### Given task
For the records below, give the count of lines holding the word "Pressure" and nothing more.

### The records
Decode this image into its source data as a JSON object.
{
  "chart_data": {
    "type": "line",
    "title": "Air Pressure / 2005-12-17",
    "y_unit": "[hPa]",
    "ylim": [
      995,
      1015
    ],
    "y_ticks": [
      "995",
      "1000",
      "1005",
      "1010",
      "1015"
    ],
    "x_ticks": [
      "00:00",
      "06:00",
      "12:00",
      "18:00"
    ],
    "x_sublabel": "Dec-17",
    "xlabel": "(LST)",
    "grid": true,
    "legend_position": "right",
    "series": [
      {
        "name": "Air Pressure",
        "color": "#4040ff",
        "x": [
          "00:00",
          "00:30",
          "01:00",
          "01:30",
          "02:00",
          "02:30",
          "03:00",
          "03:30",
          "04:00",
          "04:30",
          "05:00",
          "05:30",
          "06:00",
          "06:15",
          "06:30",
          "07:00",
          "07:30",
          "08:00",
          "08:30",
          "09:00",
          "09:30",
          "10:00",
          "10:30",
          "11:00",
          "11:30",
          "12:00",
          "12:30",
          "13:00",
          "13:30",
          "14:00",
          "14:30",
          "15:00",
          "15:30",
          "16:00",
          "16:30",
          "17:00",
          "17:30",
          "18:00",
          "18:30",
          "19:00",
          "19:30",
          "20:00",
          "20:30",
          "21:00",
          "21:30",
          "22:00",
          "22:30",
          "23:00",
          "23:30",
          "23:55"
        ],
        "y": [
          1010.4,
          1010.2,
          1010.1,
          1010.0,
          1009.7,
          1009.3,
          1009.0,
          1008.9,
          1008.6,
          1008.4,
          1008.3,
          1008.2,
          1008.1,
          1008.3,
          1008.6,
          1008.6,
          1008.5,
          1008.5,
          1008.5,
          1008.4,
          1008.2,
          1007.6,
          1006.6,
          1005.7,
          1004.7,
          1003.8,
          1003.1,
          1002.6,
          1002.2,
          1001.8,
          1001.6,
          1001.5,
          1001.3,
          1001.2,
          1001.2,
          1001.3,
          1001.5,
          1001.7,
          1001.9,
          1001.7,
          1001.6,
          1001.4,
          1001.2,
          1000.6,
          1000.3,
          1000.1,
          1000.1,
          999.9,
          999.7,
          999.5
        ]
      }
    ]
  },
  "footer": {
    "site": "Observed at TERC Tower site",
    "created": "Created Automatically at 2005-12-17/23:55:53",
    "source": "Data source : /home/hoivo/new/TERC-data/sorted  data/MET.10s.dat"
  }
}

### Answer to this exercise
2